Quote the whole listing exactly. Leave the pictures out of your copy.

--- Begin ---

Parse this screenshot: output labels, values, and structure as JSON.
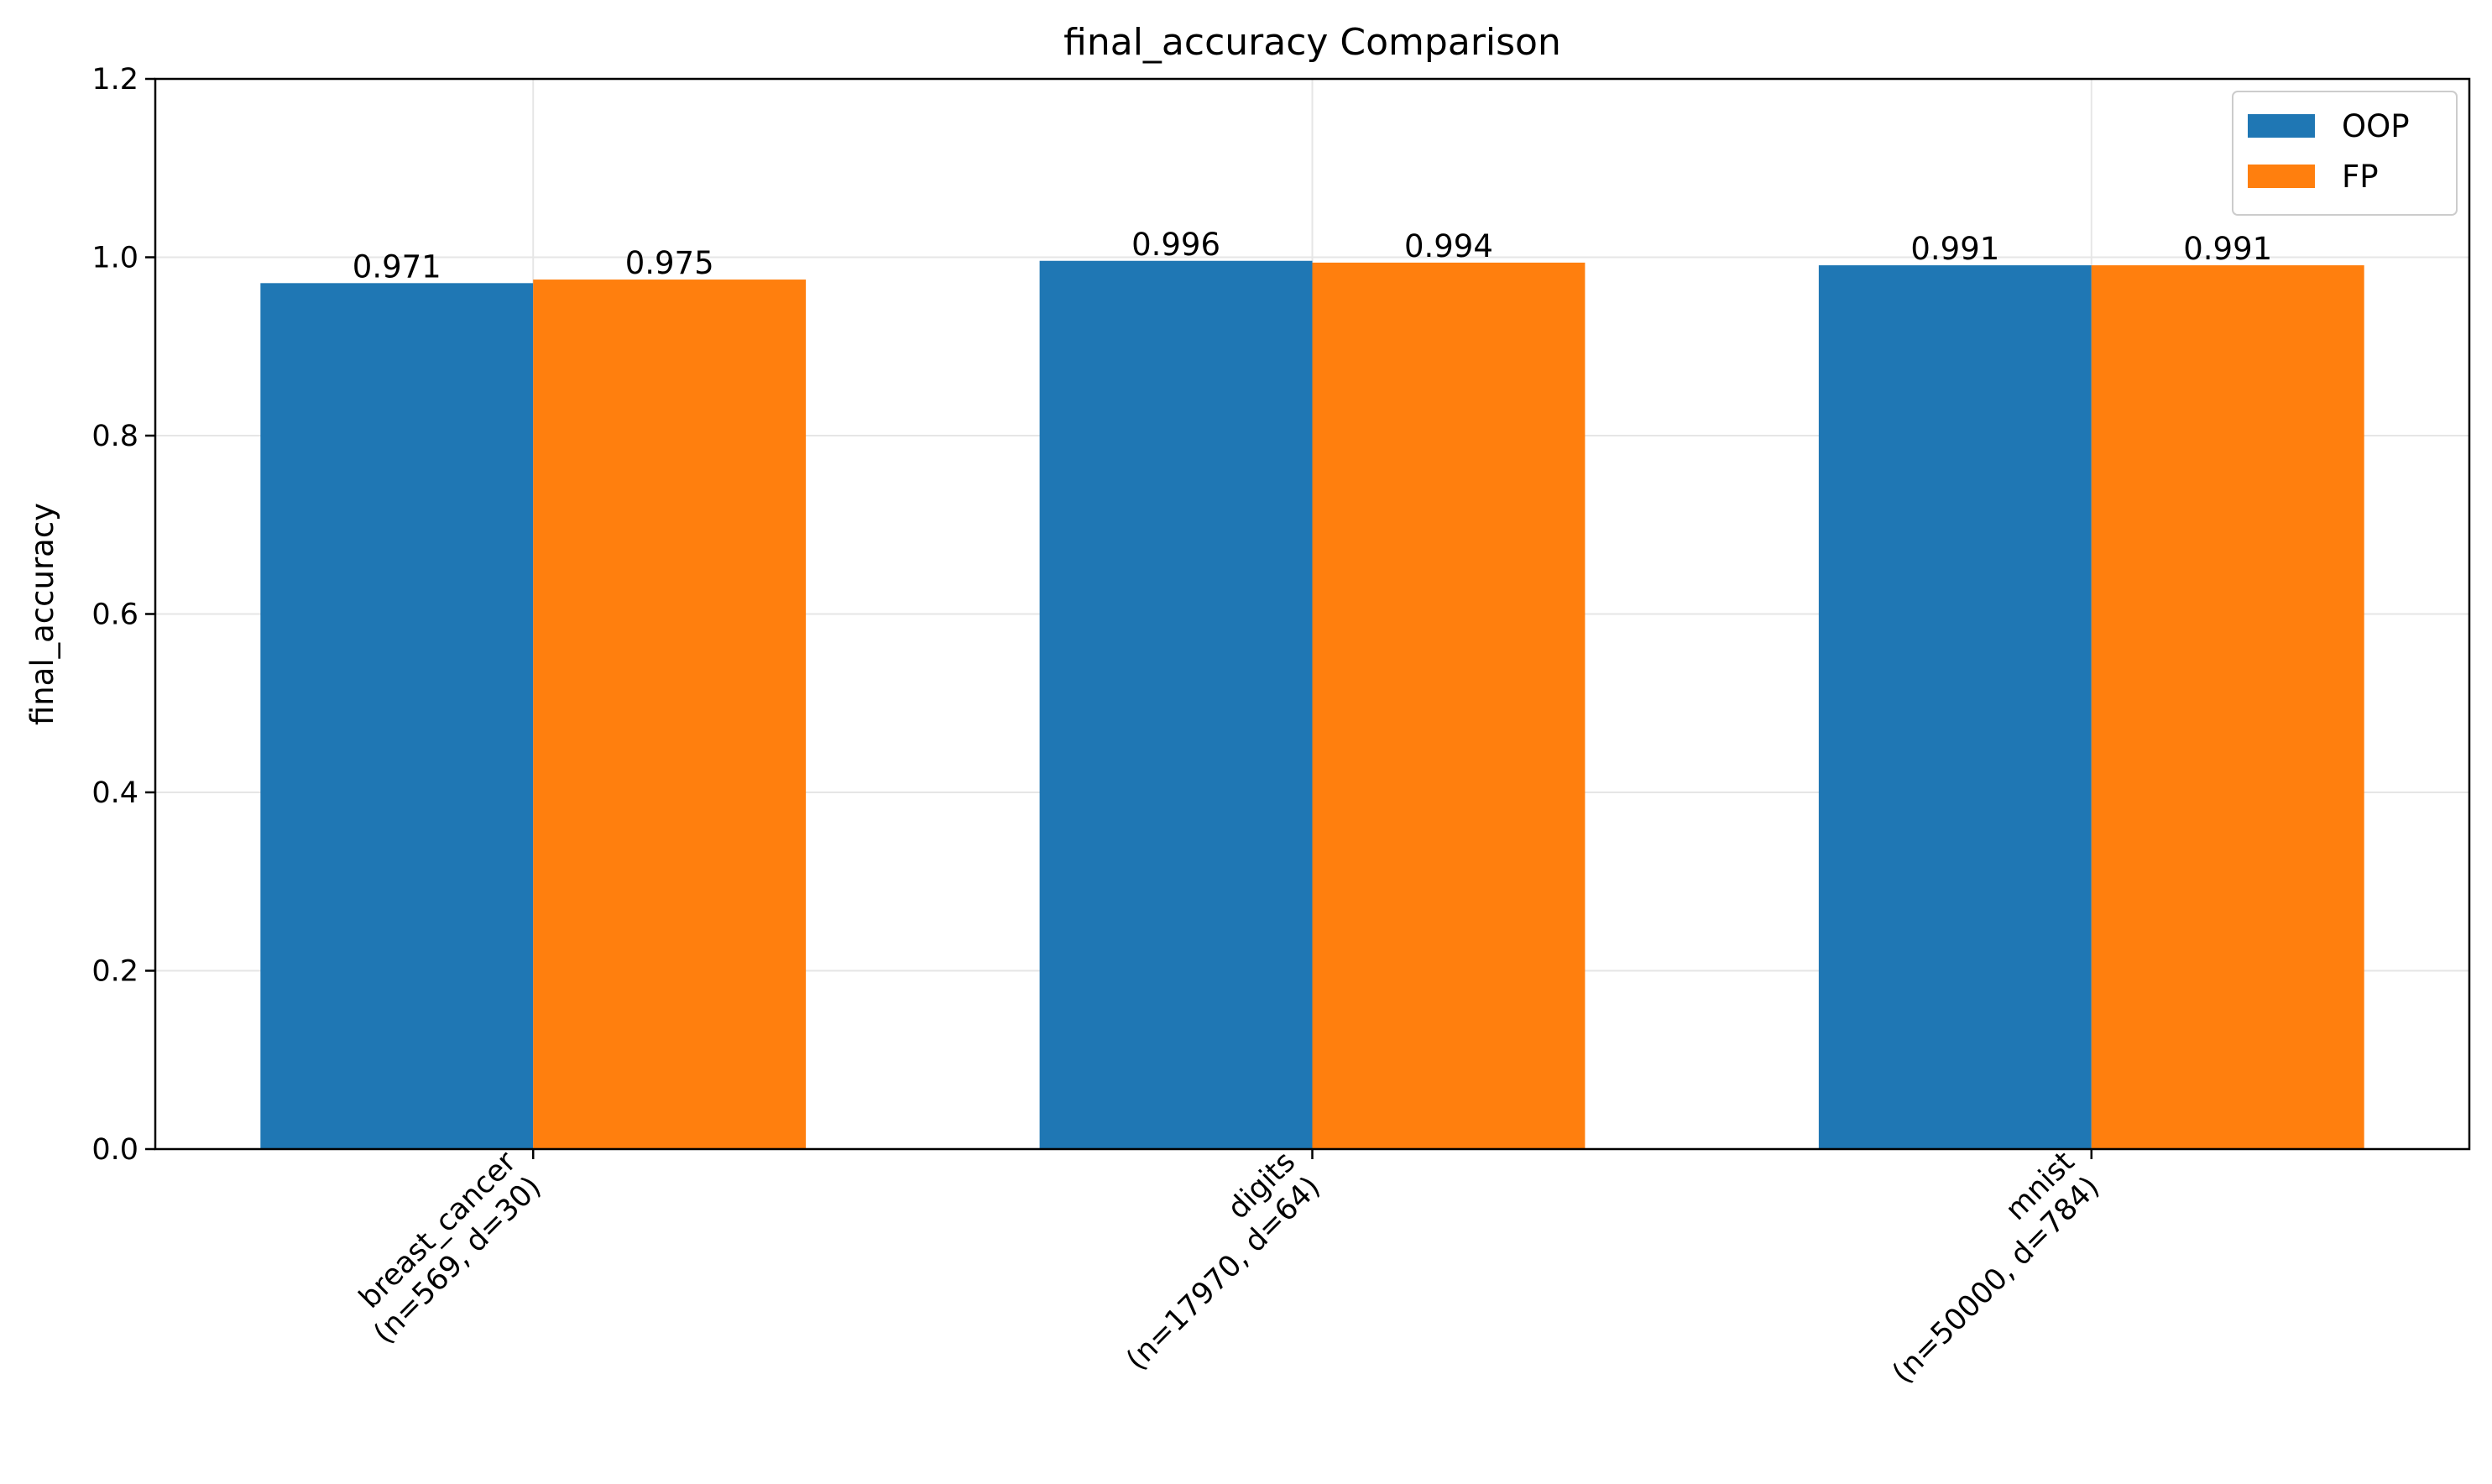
{
  "chart_data": {
    "type": "bar",
    "title": "final_accuracy Comparison",
    "xlabel": "",
    "ylabel": "final_accuracy",
    "ylim": [
      0,
      1.2
    ],
    "yticks": [
      "0.0",
      "0.2",
      "0.4",
      "0.6",
      "0.8",
      "1.0",
      "1.2"
    ],
    "categories": [
      [
        "breast_cancer",
        "(n=569, d=30)"
      ],
      [
        "digits",
        "(n=17970, d=64)"
      ],
      [
        "mnist",
        "(n=50000, d=784)"
      ]
    ],
    "series": [
      {
        "name": "OOP",
        "color": "#1f77b4",
        "values": [
          0.971,
          0.996,
          0.991
        ],
        "labels": [
          "0.971",
          "0.996",
          "0.991"
        ]
      },
      {
        "name": "FP",
        "color": "#ff7f0e",
        "values": [
          0.975,
          0.994,
          0.991
        ],
        "labels": [
          "0.975",
          "0.994",
          "0.991"
        ]
      }
    ],
    "grid": true,
    "legend": "top-right"
  }
}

--- End ---

• _RESULT OF THE TASK_:
Parse this screenshot: output labels, values, and structure as JSON.
{
  "chart_data": {
    "type": "bar",
    "title": "final_accuracy Comparison",
    "xlabel": "",
    "ylabel": "final_accuracy",
    "ylim": [
      0,
      1.2
    ],
    "yticks": [
      "0.0",
      "0.2",
      "0.4",
      "0.6",
      "0.8",
      "1.0",
      "1.2"
    ],
    "categories": [
      [
        "breast_cancer",
        "(n=569, d=30)"
      ],
      [
        "digits",
        "(n=17970, d=64)"
      ],
      [
        "mnist",
        "(n=50000, d=784)"
      ]
    ],
    "series": [
      {
        "name": "OOP",
        "color": "#1f77b4",
        "values": [
          0.971,
          0.996,
          0.991
        ],
        "labels": [
          "0.971",
          "0.996",
          "0.991"
        ]
      },
      {
        "name": "FP",
        "color": "#ff7f0e",
        "values": [
          0.975,
          0.994,
          0.991
        ],
        "labels": [
          "0.975",
          "0.994",
          "0.991"
        ]
      }
    ],
    "grid": true,
    "legend": "top-right"
  }
}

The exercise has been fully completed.